## [WHAT YOU NEED TO DO]
Below is a listing. Gather each line of it that contains "BEARERS".
***** DATA TO USE *****
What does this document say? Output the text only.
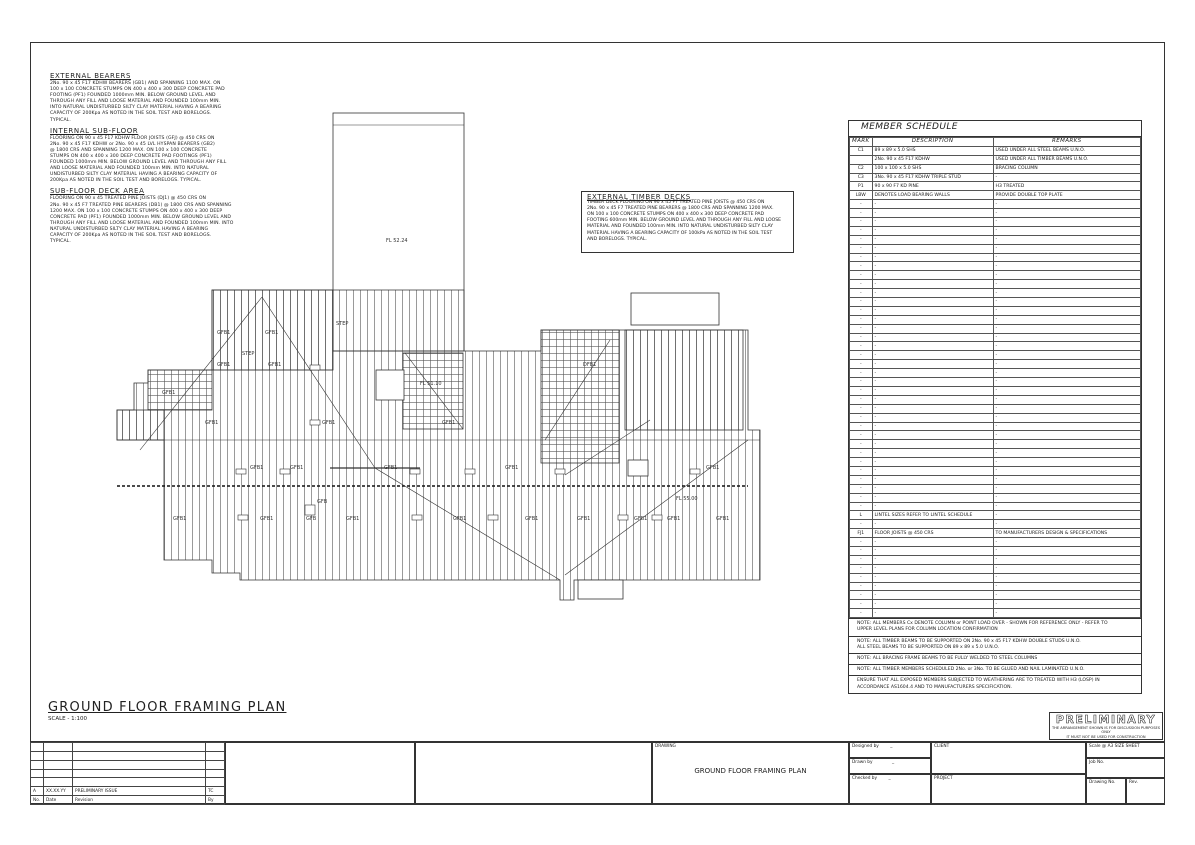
EXTERNAL BEARERS

2No. 90 x 45 F17 KDHW BEARERS (GB1) AND SPANNING 1100 MAX. ON
100 x 100 CONCRETE STUMPS ON 400 x 400 x 300 DEEP CONCRETE PAD
FOOTING (PF1) FOUNDED 1000mm MIN. BELOW GROUND LEVEL AND
THROUGH ANY FILL AND LOOSE MATERIAL AND FOUNDED 100mm MIN.
INTO NATURAL UNDISTURBED SILTY CLAY MATERIAL HAVING A BEARING
CAPACITY OF 200Kpa AS NOTED IN THE SOIL TEST AND BORELOGS.
TYPICAL.

INTERNAL SUB-FLOOR

FLOORING ON 90 x 45 F17 KDHW FLOOR JOISTS (GFJ) @ 450 CRS ON
2No. 90 x 45 F17 KDHW or 2No. 90 x 45 LVL HYSPAN BEARERS (GB2)
@ 1800 CRS AND SPANNING 1200 MAX. ON 100 x 100 CONCRETE
STUMPS ON 400 x 400 x 300 DEEP CONCRETE PAD FOOTINGS (PF1)
FOUNDED 1000mm MIN. BELOW GROUND LEVEL AND THROUGH ANY FILL
AND LOOSE MATERIAL AND FOUNDED 100mm MIN. INTO NATURAL
UNDISTURBED SILTY CLAY MATERIAL HAVING A BEARING CAPACITY OF
200Kpa AS NOTED IN THE SOIL TEST AND BORELOGS. TYPICAL.

SUB-FLOOR DECK AREA

FLOORING ON 90 x 45 TREATED PINE JOISTS (DJ1) @ 450 CRS ON
2No. 90 x 45 F7 TREATED PINE BEARERS (DB1) @ 1800 CRS AND SPANNING
1200 MAX. ON 100 x 100 CONCRETE STUMPS ON 400 x 400 x 300 DEEP
CONCRETE PAD (PF1) FOUNDED 1000mm MIN. BELOW GROUND LEVEL AND
THROUGH ANY FILL AND LOOSE MATERIAL AND FOUNDED 100mm MIN. INTO
NATURAL UNDISTURBED SILTY CLAY MATERIAL HAVING A BEARING
CAPACITY OF 200Kpa AS NOTED IN THE SOIL TEST AND BORELOGS.
TYPICAL.

EXTERNAL TIMBER DECKS

TIMBER DECK FLOORING ON 90 x 45 F7 TREATED PINE JOISTS @ 450 CRS ON
2No. 90 x 45 F7 TREATED PINE BEARERS @ 1800 CRS AND SPANNING 1200 MAX.
ON 100 x 100 CONCRETE STUMPS ON 400 x 400 x 300 DEEP CONCRETE PAD
FOOTING 600mm MIN. BELOW GROUND LEVEL AND THROUGH ANY FILL AND LOOSE
MATERIAL AND FOUNDED 100mm MIN. INTO NATURAL UNDISTURBED SILTY CLAY
MATERIAL HAVING A BEARING CAPACITY OF 100kPa AS NOTED IN THE SOIL TEST
AND BORELOGS. TYPICAL.

FL 52.24
FL 51.10
FL 55.00
STEP
STEP
GFB1	GFB1
GFB1
GFB1
GFB1
GFB1	GFB1
GFB1	GFB1	GFB1	GFB1	GFB1
GFB1	GFB1	GFB1	GFB1	GFB1	GFB1	GFB1	GFB1	GFB1
GFB1	DFB1
GFB
GFB
MEMBER SCHEDULE
MARK	DESCRIPTION	REMARKS
C1	89 x 89 x 5.0 SHS	USED UNDER ALL STEEL BEAMS U.N.O.
	2No. 90 x 45 F17 KDHW	USED UNDER ALL TIMBER BEAMS U.N.O.
C2	100 x 100 x 5.0 SHS	BRACING COLUMN
C3	3No. 90 x 45 F17 KDHW TRIPLE STUD	-
P1	90 x 90 F7 KD PINE	H3 TREATED
LBW	DENOTES LOAD BEARING WALLS	PROVIDE DOUBLE TOP PLATE
-	-	-
-	-	-
-	-	-
-	-	-
-	-	-
-	-	-
-	-	-
-	-	-
-	-	-
-	-	-
-	-	-
-	-	-
-	-	-
-	-	-
-	-	-
-	-	-
-	-	-
-	-	-
-	-	-
-	-	-
-	-	-
-	-	-
-	-	-
-	-	-
-	-	-
-	-	-
-	-	-
-	-	-
-	-	-
-	-	-
-	-	-
-	-	-
-	-	-
-	-	-
-	-	-
L	LINTEL SIZES REFER TO LINTEL SCHEDULE	-
-	-	-
FJ1	FLOOR JOISTS @ 450 CRS	TO MANUFACTURERS DESIGN & SPECIFICATIONS
-	-	-
-	-	-
-	-	-
-	-	-
-	-	-
-	-	-
-	-	-
-	-	-
-	-	-
NOTE: ALL MEMBERS Cx DENOTE COLUMN or POINT LOAD OVER - SHOWN FOR REFERENCE ONLY - REFER TO
UPPER LEVEL PLANS FOR COLUMN LOCATION CONFIRMATION
NOTE: ALL TIMBER BEAMS TO BE SUPPORTED ON 2No. 90 x 45 F17 KDHW DOUBLE STUDS U.N.O.
ALL STEEL BEAMS TO BE SUPPORTED ON 89 x 89 x 5.0 U.N.O.
NOTE: ALL BRACING FRAME BEAMS TO BE FULLY WELDED TO STEEL COLUMNS
NOTE: ALL TIMBER MEMBERS SCHEDULED 2No. or 3No. TO BE GLUED AND NAIL LAMINATED U.N.O.
ENSURE THAT ALL EXPOSED MEMBERS SUBJECTED TO WEATHERING ARE TO TREATED WITH H3 (LOSP) IN
ACCORDANCE AS1604.4 AND TO MANUFACTURERS SPECIFICATION.
GROUND FLOOR FRAMING PLAN
SCALE - 1:100	PRELIMINARY
THE ARRANGEMENT SHOWN IS FOR DISCUSSION PURPOSES ONLY
IT MUST NOT BE USED FOR CONSTRUCTION

A	XX.XX.YY	PRELIMINARY ISSUE	TC
No.	Date	Revision	By
DRAWING
GROUND FLOOR FRAMING PLAN
Designed by	_
Drawn by	_
Checked by	_
CLIENT
PROJECT
Scale @ A3 SIZE SHEET
Job No.
Drawing No.	Rev.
*****
## [REPLY TO THE TASK]
EXTERNAL BEARERS
2No. 90 x 45 F17 KDHW BEARERS (GB1) AND SPANNING 1100 MAX. ON
2No. 90 x 45 F17 KDHW or 2No. 90 x 45 LVL HYSPAN BEARERS (GB2)
2No. 90 x 45 F7 TREATED PINE BEARERS (DB1) @ 1800 CRS AND SPANNING
2No. 90 x 45 F7 TREATED PINE BEARERS @ 1800 CRS AND SPANNING 1200 MAX.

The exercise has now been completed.